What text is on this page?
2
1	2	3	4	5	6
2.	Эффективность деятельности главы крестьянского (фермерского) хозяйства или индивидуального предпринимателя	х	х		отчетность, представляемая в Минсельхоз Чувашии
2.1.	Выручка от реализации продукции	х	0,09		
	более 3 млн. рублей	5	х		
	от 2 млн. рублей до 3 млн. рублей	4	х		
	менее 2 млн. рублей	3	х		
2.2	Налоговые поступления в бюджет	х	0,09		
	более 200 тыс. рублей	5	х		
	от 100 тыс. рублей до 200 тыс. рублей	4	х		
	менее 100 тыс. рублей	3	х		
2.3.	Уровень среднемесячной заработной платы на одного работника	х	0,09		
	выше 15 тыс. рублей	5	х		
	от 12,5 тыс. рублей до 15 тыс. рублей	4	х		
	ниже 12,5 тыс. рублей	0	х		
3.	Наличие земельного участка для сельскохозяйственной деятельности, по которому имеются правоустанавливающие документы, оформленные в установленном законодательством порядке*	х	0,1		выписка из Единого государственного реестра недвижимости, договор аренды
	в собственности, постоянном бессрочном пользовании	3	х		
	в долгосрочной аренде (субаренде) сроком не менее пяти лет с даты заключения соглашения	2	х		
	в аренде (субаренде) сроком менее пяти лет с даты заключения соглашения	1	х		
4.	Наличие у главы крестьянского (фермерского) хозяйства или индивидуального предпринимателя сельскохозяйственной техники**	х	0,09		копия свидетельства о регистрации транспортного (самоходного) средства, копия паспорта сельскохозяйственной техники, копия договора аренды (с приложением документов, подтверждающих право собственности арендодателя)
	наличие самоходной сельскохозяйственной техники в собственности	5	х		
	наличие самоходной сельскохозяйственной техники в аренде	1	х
○ ○ ○ ○
Quote the material exactly, leaving nothing out.

What text is on this page?
2
1	2	3	4	5	6
2.	Эффективность деятельности главы крестьянского (фермерского) хозяйства или индивидуального предпринимателя	х	х		отчетность, представляемая в Минсельхоз Чувашии
2.1.	Выручка от реализации продукции	х	0,09		
	более 3 млн. рублей	5	х		
	от 2 млн. рублей до 3 млн. рублей	4	х		
	менее 2 млн. рублей	3	х		
2.2	Налоговые поступления в бюджет	х	0,09		
	более 200 тыс. рублей	5	х		
	от 100 тыс. рублей до 200 тыс. рублей	4	х		
	менее 100 тыс. рублей	3	х		
2.3.	Уровень среднемесячной заработной платы на одного работника	х	0,09		
	выше 15 тыс. рублей	5	х		
	от 12,5 тыс. рублей до 15 тыс. рублей	4	х		
	ниже 12,5 тыс. рублей	0	х		
3.	Наличие земельного участка для сельскохозяйственной деятельности, по которому имеются правоустанавливающие документы, оформленные в установленном законодательством порядке*	х	0,1		выписка из Единого государственного реестра недвижимости, договор аренды
	в собственности, постоянном бессрочном пользовании	3	х		
	в долгосрочной аренде (субаренде) сроком не менее пяти лет с даты заключения соглашения	2	х		
	в аренде (субаренде) сроком менее пяти лет с даты заключения соглашения	1	х		
4.	Наличие у главы крестьянского (фермерского) хозяйства или индивидуального предпринимателя сельскохозяйственной техники**	х	0,09		копия свидетельства о регистрации транспортного (самоходного) средства, копия паспорта сельскохозяйственной техники, копия договора аренды (с приложением документов, подтверждающих право собственности арендодателя)
	наличие самоходной сельскохозяйственной техники в собственности	5	х		
	наличие самоходной сельскохозяйственной техники в аренде	1	х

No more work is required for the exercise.